** BEGIN Listed entries **
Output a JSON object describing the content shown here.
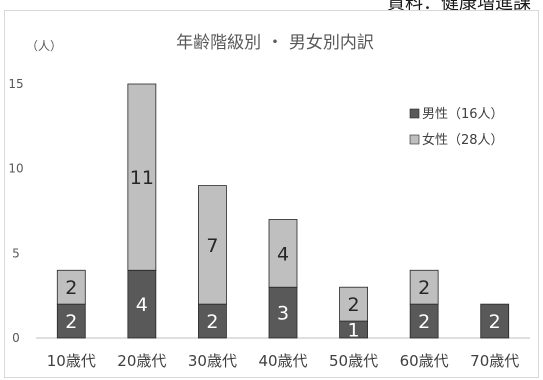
{
  "header_note": "資料：健康増進課",
  "chart_data": {
    "type": "bar",
    "stacked": true,
    "title": "年齢階級別 ・ 男女別内訳",
    "ylabel": "（人）",
    "categories": [
      "10歳代",
      "20歳代",
      "30歳代",
      "40歳代",
      "50歳代",
      "60歳代",
      "70歳代"
    ],
    "y_ticks": [
      "0",
      "5",
      "10",
      "15"
    ],
    "ylim": [
      0,
      15
    ],
    "series": [
      {
        "name": "男性（16人）",
        "values": [
          2,
          4,
          2,
          3,
          1,
          2,
          2
        ],
        "color": "#595959",
        "label_color": "#ffffff"
      },
      {
        "name": "女性（28人）",
        "values": [
          2,
          11,
          7,
          4,
          2,
          2,
          0
        ],
        "color": "#bfbfbf",
        "label_color": "#262626"
      }
    ],
    "legend_position": "right",
    "grid": false
  }
}
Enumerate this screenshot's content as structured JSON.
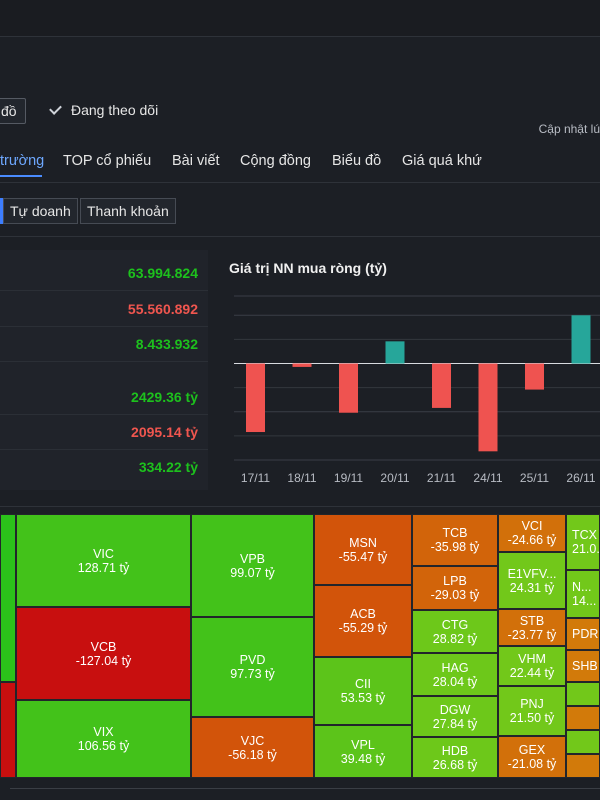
{
  "toolbar": {
    "map_label": "đồ",
    "follow_label": "Đang theo dõi",
    "updated_label": "Cập nhật lú"
  },
  "tabs": [
    {
      "label": "trường"
    },
    {
      "label": "TOP cổ phiếu"
    },
    {
      "label": "Bài viết"
    },
    {
      "label": "Cộng đồng"
    },
    {
      "label": "Biểu đồ"
    },
    {
      "label": "Giá quá khứ"
    }
  ],
  "subtabs": [
    {
      "label": "Tự doanh"
    },
    {
      "label": "Thanh khoản"
    }
  ],
  "stats": [
    {
      "value": "63.994.824",
      "color": "#1dc11d"
    },
    {
      "value": "55.560.892",
      "color": "#f0564f"
    },
    {
      "value": "8.433.932",
      "color": "#1dc11d"
    },
    {
      "value": "2429.36 tỷ",
      "color": "#1dc11d"
    },
    {
      "value": "2095.14 tỷ",
      "color": "#f0564f"
    },
    {
      "value": "334.22 tỷ",
      "color": "#1dc11d"
    }
  ],
  "chart_data": {
    "type": "bar",
    "title": "Giá trị NN mua ròng (tỷ)",
    "categories": [
      "17/11",
      "18/11",
      "19/11",
      "20/11",
      "21/11",
      "24/11",
      "25/11",
      "26/11"
    ],
    "values": [
      -710,
      -35,
      -510,
      230,
      -460,
      -910,
      -270,
      500
    ],
    "ylim": [
      -1000,
      700
    ],
    "grid": true,
    "colors": {
      "positive": "#26a69a",
      "negative": "#ef5350"
    }
  },
  "treemap": [
    {
      "ticker": "VIC",
      "value": "128.71 tỷ",
      "color": "#43c21a"
    },
    {
      "ticker": "VCB",
      "value": "-127.04 tỷ",
      "color": "#c80f0f"
    },
    {
      "ticker": "VIX",
      "value": "106.56 tỷ",
      "color": "#43c21a"
    },
    {
      "ticker": "VPB",
      "value": "99.07 tỷ",
      "color": "#43c21a"
    },
    {
      "ticker": "PVD",
      "value": "97.73 tỷ",
      "color": "#43c21a"
    },
    {
      "ticker": "VJC",
      "value": "-56.18 tỷ",
      "color": "#d2540a"
    },
    {
      "ticker": "MSN",
      "value": "-55.47 tỷ",
      "color": "#d2540a"
    },
    {
      "ticker": "ACB",
      "value": "-55.29 tỷ",
      "color": "#d2540a"
    },
    {
      "ticker": "CII",
      "value": "53.53 tỷ",
      "color": "#5cc41a"
    },
    {
      "ticker": "VPL",
      "value": "39.48 tỷ",
      "color": "#5cc41a"
    },
    {
      "ticker": "TCB",
      "value": "-35.98 tỷ",
      "color": "#d2640a"
    },
    {
      "ticker": "LPB",
      "value": "-29.03 tỷ",
      "color": "#d2640a"
    },
    {
      "ticker": "CTG",
      "value": "28.82 tỷ",
      "color": "#6dc81a"
    },
    {
      "ticker": "HAG",
      "value": "28.04 tỷ",
      "color": "#6dc81a"
    },
    {
      "ticker": "DGW",
      "value": "27.84 tỷ",
      "color": "#6dc81a"
    },
    {
      "ticker": "HDB",
      "value": "26.68 tỷ",
      "color": "#6dc81a"
    },
    {
      "ticker": "VCI",
      "value": "-24.66 tỷ",
      "color": "#d2700a"
    },
    {
      "ticker": "E1VFV...",
      "value": "24.31 tỷ",
      "color": "#72c81a"
    },
    {
      "ticker": "STB",
      "value": "-23.77 tỷ",
      "color": "#d2700a"
    },
    {
      "ticker": "VHM",
      "value": "22.44 tỷ",
      "color": "#72c81a"
    },
    {
      "ticker": "PNJ",
      "value": "21.50 tỷ",
      "color": "#72c81a"
    },
    {
      "ticker": "GEX",
      "value": "-21.08 tỷ",
      "color": "#d2700a"
    },
    {
      "ticker": "TCX",
      "value": "21.0...",
      "color": "#72c81a"
    },
    {
      "ticker": "N...",
      "value": "14...",
      "color": "#72c81a"
    },
    {
      "ticker": "PDR",
      "value": "",
      "color": "#d27a0a"
    },
    {
      "ticker": "SHB",
      "value": "",
      "color": "#d27a0a"
    }
  ]
}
** END Listed entries **
## Problem statement
Copy out all the records exactly, excluding pictures.

## Correct output
Output a JSON object describing the content shown here.
{
  "header_note": "資料：健康増進課",
  "chart_data": {
    "type": "bar",
    "stacked": true,
    "title": "年齢階級別 ・ 男女別内訳",
    "ylabel": "（人）",
    "categories": [
      "10歳代",
      "20歳代",
      "30歳代",
      "40歳代",
      "50歳代",
      "60歳代",
      "70歳代"
    ],
    "y_ticks": [
      "0",
      "5",
      "10",
      "15"
    ],
    "ylim": [
      0,
      15
    ],
    "series": [
      {
        "name": "男性（16人）",
        "values": [
          2,
          4,
          2,
          3,
          1,
          2,
          2
        ],
        "color": "#595959",
        "label_color": "#ffffff"
      },
      {
        "name": "女性（28人）",
        "values": [
          2,
          11,
          7,
          4,
          2,
          2,
          0
        ],
        "color": "#bfbfbf",
        "label_color": "#262626"
      }
    ],
    "legend_position": "right",
    "grid": false
  }
}
Enumerate this screenshot's content as structured JSON.
{
  "toolbar": {
    "map_label": "đồ",
    "follow_label": "Đang theo dõi",
    "updated_label": "Cập nhật lú"
  },
  "tabs": [
    {
      "label": "trường"
    },
    {
      "label": "TOP cổ phiếu"
    },
    {
      "label": "Bài viết"
    },
    {
      "label": "Cộng đồng"
    },
    {
      "label": "Biểu đồ"
    },
    {
      "label": "Giá quá khứ"
    }
  ],
  "subtabs": [
    {
      "label": "Tự doanh"
    },
    {
      "label": "Thanh khoản"
    }
  ],
  "stats": [
    {
      "value": "63.994.824",
      "color": "#1dc11d"
    },
    {
      "value": "55.560.892",
      "color": "#f0564f"
    },
    {
      "value": "8.433.932",
      "color": "#1dc11d"
    },
    {
      "value": "2429.36 tỷ",
      "color": "#1dc11d"
    },
    {
      "value": "2095.14 tỷ",
      "color": "#f0564f"
    },
    {
      "value": "334.22 tỷ",
      "color": "#1dc11d"
    }
  ],
  "chart_data": {
    "type": "bar",
    "title": "Giá trị NN mua ròng (tỷ)",
    "categories": [
      "17/11",
      "18/11",
      "19/11",
      "20/11",
      "21/11",
      "24/11",
      "25/11",
      "26/11"
    ],
    "values": [
      -710,
      -35,
      -510,
      230,
      -460,
      -910,
      -270,
      500
    ],
    "ylim": [
      -1000,
      700
    ],
    "grid": true,
    "colors": {
      "positive": "#26a69a",
      "negative": "#ef5350"
    }
  },
  "treemap": [
    {
      "ticker": "VIC",
      "value": "128.71 tỷ",
      "color": "#43c21a"
    },
    {
      "ticker": "VCB",
      "value": "-127.04 tỷ",
      "color": "#c80f0f"
    },
    {
      "ticker": "VIX",
      "value": "106.56 tỷ",
      "color": "#43c21a"
    },
    {
      "ticker": "VPB",
      "value": "99.07 tỷ",
      "color": "#43c21a"
    },
    {
      "ticker": "PVD",
      "value": "97.73 tỷ",
      "color": "#43c21a"
    },
    {
      "ticker": "VJC",
      "value": "-56.18 tỷ",
      "color": "#d2540a"
    },
    {
      "ticker": "MSN",
      "value": "-55.47 tỷ",
      "color": "#d2540a"
    },
    {
      "ticker": "ACB",
      "value": "-55.29 tỷ",
      "color": "#d2540a"
    },
    {
      "ticker": "CII",
      "value": "53.53 tỷ",
      "color": "#5cc41a"
    },
    {
      "ticker": "VPL",
      "value": "39.48 tỷ",
      "color": "#5cc41a"
    },
    {
      "ticker": "TCB",
      "value": "-35.98 tỷ",
      "color": "#d2640a"
    },
    {
      "ticker": "LPB",
      "value": "-29.03 tỷ",
      "color": "#d2640a"
    },
    {
      "ticker": "CTG",
      "value": "28.82 tỷ",
      "color": "#6dc81a"
    },
    {
      "ticker": "HAG",
      "value": "28.04 tỷ",
      "color": "#6dc81a"
    },
    {
      "ticker": "DGW",
      "value": "27.84 tỷ",
      "color": "#6dc81a"
    },
    {
      "ticker": "HDB",
      "value": "26.68 tỷ",
      "color": "#6dc81a"
    },
    {
      "ticker": "VCI",
      "value": "-24.66 tỷ",
      "color": "#d2700a"
    },
    {
      "ticker": "E1VFV...",
      "value": "24.31 tỷ",
      "color": "#72c81a"
    },
    {
      "ticker": "STB",
      "value": "-23.77 tỷ",
      "color": "#d2700a"
    },
    {
      "ticker": "VHM",
      "value": "22.44 tỷ",
      "color": "#72c81a"
    },
    {
      "ticker": "PNJ",
      "value": "21.50 tỷ",
      "color": "#72c81a"
    },
    {
      "ticker": "GEX",
      "value": "-21.08 tỷ",
      "color": "#d2700a"
    },
    {
      "ticker": "TCX",
      "value": "21.0...",
      "color": "#72c81a"
    },
    {
      "ticker": "N...",
      "value": "14...",
      "color": "#72c81a"
    },
    {
      "ticker": "PDR",
      "value": "",
      "color": "#d27a0a"
    },
    {
      "ticker": "SHB",
      "value": "",
      "color": "#d27a0a"
    }
  ]
}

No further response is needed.